**STATED EXERCISE**
Copy all the material that follows, keeping every character the same.

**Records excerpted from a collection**
——————
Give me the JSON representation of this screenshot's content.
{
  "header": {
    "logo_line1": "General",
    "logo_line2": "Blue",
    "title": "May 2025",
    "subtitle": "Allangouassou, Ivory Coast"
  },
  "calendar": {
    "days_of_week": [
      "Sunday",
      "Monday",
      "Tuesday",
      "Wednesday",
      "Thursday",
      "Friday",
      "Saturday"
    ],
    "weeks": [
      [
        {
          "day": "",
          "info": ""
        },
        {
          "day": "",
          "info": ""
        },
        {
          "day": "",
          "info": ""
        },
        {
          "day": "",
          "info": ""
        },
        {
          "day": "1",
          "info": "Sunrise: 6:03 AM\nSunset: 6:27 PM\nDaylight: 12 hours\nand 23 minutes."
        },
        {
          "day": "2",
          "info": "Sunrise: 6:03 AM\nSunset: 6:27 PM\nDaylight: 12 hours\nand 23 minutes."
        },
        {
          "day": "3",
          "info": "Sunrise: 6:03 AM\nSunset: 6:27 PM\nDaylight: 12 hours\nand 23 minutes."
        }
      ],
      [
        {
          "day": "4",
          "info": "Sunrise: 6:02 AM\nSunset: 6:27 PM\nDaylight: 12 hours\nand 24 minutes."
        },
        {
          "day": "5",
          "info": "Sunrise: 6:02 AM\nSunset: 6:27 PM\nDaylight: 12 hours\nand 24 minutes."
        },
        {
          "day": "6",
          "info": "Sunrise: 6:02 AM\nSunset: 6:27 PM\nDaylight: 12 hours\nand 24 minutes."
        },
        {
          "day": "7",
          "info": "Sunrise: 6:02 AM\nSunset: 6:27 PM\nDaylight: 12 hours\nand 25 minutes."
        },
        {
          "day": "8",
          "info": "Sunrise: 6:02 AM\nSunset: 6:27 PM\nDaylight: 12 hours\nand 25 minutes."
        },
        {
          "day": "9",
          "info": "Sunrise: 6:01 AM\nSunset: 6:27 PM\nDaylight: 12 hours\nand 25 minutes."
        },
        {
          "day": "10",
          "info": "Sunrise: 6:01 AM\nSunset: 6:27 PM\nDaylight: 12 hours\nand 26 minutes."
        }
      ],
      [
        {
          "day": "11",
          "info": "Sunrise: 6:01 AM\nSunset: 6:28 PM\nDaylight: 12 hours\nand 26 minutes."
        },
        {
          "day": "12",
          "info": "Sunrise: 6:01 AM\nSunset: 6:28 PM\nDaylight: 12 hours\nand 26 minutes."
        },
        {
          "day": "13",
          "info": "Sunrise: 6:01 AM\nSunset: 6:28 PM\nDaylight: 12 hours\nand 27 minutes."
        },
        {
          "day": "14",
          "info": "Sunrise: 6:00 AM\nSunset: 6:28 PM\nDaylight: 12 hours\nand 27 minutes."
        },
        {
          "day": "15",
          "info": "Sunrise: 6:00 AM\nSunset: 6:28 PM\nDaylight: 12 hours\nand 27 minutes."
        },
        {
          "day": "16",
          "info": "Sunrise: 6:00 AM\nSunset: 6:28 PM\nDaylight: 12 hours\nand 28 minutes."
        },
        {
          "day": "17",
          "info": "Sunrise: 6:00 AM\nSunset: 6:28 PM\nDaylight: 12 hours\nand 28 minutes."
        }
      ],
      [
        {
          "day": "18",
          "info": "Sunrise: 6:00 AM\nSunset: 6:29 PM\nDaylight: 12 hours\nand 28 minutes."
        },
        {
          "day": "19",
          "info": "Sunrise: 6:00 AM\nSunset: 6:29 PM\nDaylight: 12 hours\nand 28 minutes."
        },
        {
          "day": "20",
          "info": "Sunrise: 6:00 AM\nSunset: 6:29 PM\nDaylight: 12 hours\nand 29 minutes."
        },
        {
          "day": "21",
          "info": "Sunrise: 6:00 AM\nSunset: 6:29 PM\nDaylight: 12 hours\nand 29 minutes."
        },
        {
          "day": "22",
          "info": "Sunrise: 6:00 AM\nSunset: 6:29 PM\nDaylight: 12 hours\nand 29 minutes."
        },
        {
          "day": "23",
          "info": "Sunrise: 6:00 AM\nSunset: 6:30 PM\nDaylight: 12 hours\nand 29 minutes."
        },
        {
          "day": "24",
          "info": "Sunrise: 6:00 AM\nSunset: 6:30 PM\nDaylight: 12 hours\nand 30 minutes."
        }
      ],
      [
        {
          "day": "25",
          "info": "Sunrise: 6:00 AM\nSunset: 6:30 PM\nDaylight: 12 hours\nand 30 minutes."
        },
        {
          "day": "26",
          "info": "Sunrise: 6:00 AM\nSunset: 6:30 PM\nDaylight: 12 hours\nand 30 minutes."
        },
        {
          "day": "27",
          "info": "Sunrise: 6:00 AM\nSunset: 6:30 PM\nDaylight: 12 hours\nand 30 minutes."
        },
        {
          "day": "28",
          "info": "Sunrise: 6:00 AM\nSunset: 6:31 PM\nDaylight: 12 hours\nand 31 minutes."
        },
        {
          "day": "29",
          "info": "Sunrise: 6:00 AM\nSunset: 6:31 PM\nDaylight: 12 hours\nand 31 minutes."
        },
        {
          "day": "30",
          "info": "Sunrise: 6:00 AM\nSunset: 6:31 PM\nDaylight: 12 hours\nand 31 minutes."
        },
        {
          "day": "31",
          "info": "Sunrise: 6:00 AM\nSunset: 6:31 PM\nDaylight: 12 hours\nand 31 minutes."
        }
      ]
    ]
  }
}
——————
**WRITTEN RESPONSE**
Give me the JSON representation of this screenshot's content.
{
  "header": {
    "logo_line1": "General",
    "logo_line2": "Blue",
    "title": "May 2025",
    "subtitle": "Allangouassou, Ivory Coast"
  },
  "calendar": {
    "days_of_week": [
      "Sunday",
      "Monday",
      "Tuesday",
      "Wednesday",
      "Thursday",
      "Friday",
      "Saturday"
    ],
    "weeks": [
      [
        {
          "day": "",
          "info": ""
        },
        {
          "day": "",
          "info": ""
        },
        {
          "day": "",
          "info": ""
        },
        {
          "day": "",
          "info": ""
        },
        {
          "day": "1",
          "info": "Sunrise: 6:03 AM\nSunset: 6:27 PM\nDaylight: 12 hours\nand 23 minutes."
        },
        {
          "day": "2",
          "info": "Sunrise: 6:03 AM\nSunset: 6:27 PM\nDaylight: 12 hours\nand 23 minutes."
        },
        {
          "day": "3",
          "info": "Sunrise: 6:03 AM\nSunset: 6:27 PM\nDaylight: 12 hours\nand 23 minutes."
        }
      ],
      [
        {
          "day": "4",
          "info": "Sunrise: 6:02 AM\nSunset: 6:27 PM\nDaylight: 12 hours\nand 24 minutes."
        },
        {
          "day": "5",
          "info": "Sunrise: 6:02 AM\nSunset: 6:27 PM\nDaylight: 12 hours\nand 24 minutes."
        },
        {
          "day": "6",
          "info": "Sunrise: 6:02 AM\nSunset: 6:27 PM\nDaylight: 12 hours\nand 24 minutes."
        },
        {
          "day": "7",
          "info": "Sunrise: 6:02 AM\nSunset: 6:27 PM\nDaylight: 12 hours\nand 25 minutes."
        },
        {
          "day": "8",
          "info": "Sunrise: 6:02 AM\nSunset: 6:27 PM\nDaylight: 12 hours\nand 25 minutes."
        },
        {
          "day": "9",
          "info": "Sunrise: 6:01 AM\nSunset: 6:27 PM\nDaylight: 12 hours\nand 25 minutes."
        },
        {
          "day": "10",
          "info": "Sunrise: 6:01 AM\nSunset: 6:27 PM\nDaylight: 12 hours\nand 26 minutes."
        }
      ],
      [
        {
          "day": "11",
          "info": "Sunrise: 6:01 AM\nSunset: 6:28 PM\nDaylight: 12 hours\nand 26 minutes."
        },
        {
          "day": "12",
          "info": "Sunrise: 6:01 AM\nSunset: 6:28 PM\nDaylight: 12 hours\nand 26 minutes."
        },
        {
          "day": "13",
          "info": "Sunrise: 6:01 AM\nSunset: 6:28 PM\nDaylight: 12 hours\nand 27 minutes."
        },
        {
          "day": "14",
          "info": "Sunrise: 6:00 AM\nSunset: 6:28 PM\nDaylight: 12 hours\nand 27 minutes."
        },
        {
          "day": "15",
          "info": "Sunrise: 6:00 AM\nSunset: 6:28 PM\nDaylight: 12 hours\nand 27 minutes."
        },
        {
          "day": "16",
          "info": "Sunrise: 6:00 AM\nSunset: 6:28 PM\nDaylight: 12 hours\nand 28 minutes."
        },
        {
          "day": "17",
          "info": "Sunrise: 6:00 AM\nSunset: 6:28 PM\nDaylight: 12 hours\nand 28 minutes."
        }
      ],
      [
        {
          "day": "18",
          "info": "Sunrise: 6:00 AM\nSunset: 6:29 PM\nDaylight: 12 hours\nand 28 minutes."
        },
        {
          "day": "19",
          "info": "Sunrise: 6:00 AM\nSunset: 6:29 PM\nDaylight: 12 hours\nand 28 minutes."
        },
        {
          "day": "20",
          "info": "Sunrise: 6:00 AM\nSunset: 6:29 PM\nDaylight: 12 hours\nand 29 minutes."
        },
        {
          "day": "21",
          "info": "Sunrise: 6:00 AM\nSunset: 6:29 PM\nDaylight: 12 hours\nand 29 minutes."
        },
        {
          "day": "22",
          "info": "Sunrise: 6:00 AM\nSunset: 6:29 PM\nDaylight: 12 hours\nand 29 minutes."
        },
        {
          "day": "23",
          "info": "Sunrise: 6:00 AM\nSunset: 6:30 PM\nDaylight: 12 hours\nand 29 minutes."
        },
        {
          "day": "24",
          "info": "Sunrise: 6:00 AM\nSunset: 6:30 PM\nDaylight: 12 hours\nand 30 minutes."
        }
      ],
      [
        {
          "day": "25",
          "info": "Sunrise: 6:00 AM\nSunset: 6:30 PM\nDaylight: 12 hours\nand 30 minutes."
        },
        {
          "day": "26",
          "info": "Sunrise: 6:00 AM\nSunset: 6:30 PM\nDaylight: 12 hours\nand 30 minutes."
        },
        {
          "day": "27",
          "info": "Sunrise: 6:00 AM\nSunset: 6:30 PM\nDaylight: 12 hours\nand 30 minutes."
        },
        {
          "day": "28",
          "info": "Sunrise: 6:00 AM\nSunset: 6:31 PM\nDaylight: 12 hours\nand 31 minutes."
        },
        {
          "day": "29",
          "info": "Sunrise: 6:00 AM\nSunset: 6:31 PM\nDaylight: 12 hours\nand 31 minutes."
        },
        {
          "day": "30",
          "info": "Sunrise: 6:00 AM\nSunset: 6:31 PM\nDaylight: 12 hours\nand 31 minutes."
        },
        {
          "day": "31",
          "info": "Sunrise: 6:00 AM\nSunset: 6:31 PM\nDaylight: 12 hours\nand 31 minutes."
        }
      ]
    ]
  }
}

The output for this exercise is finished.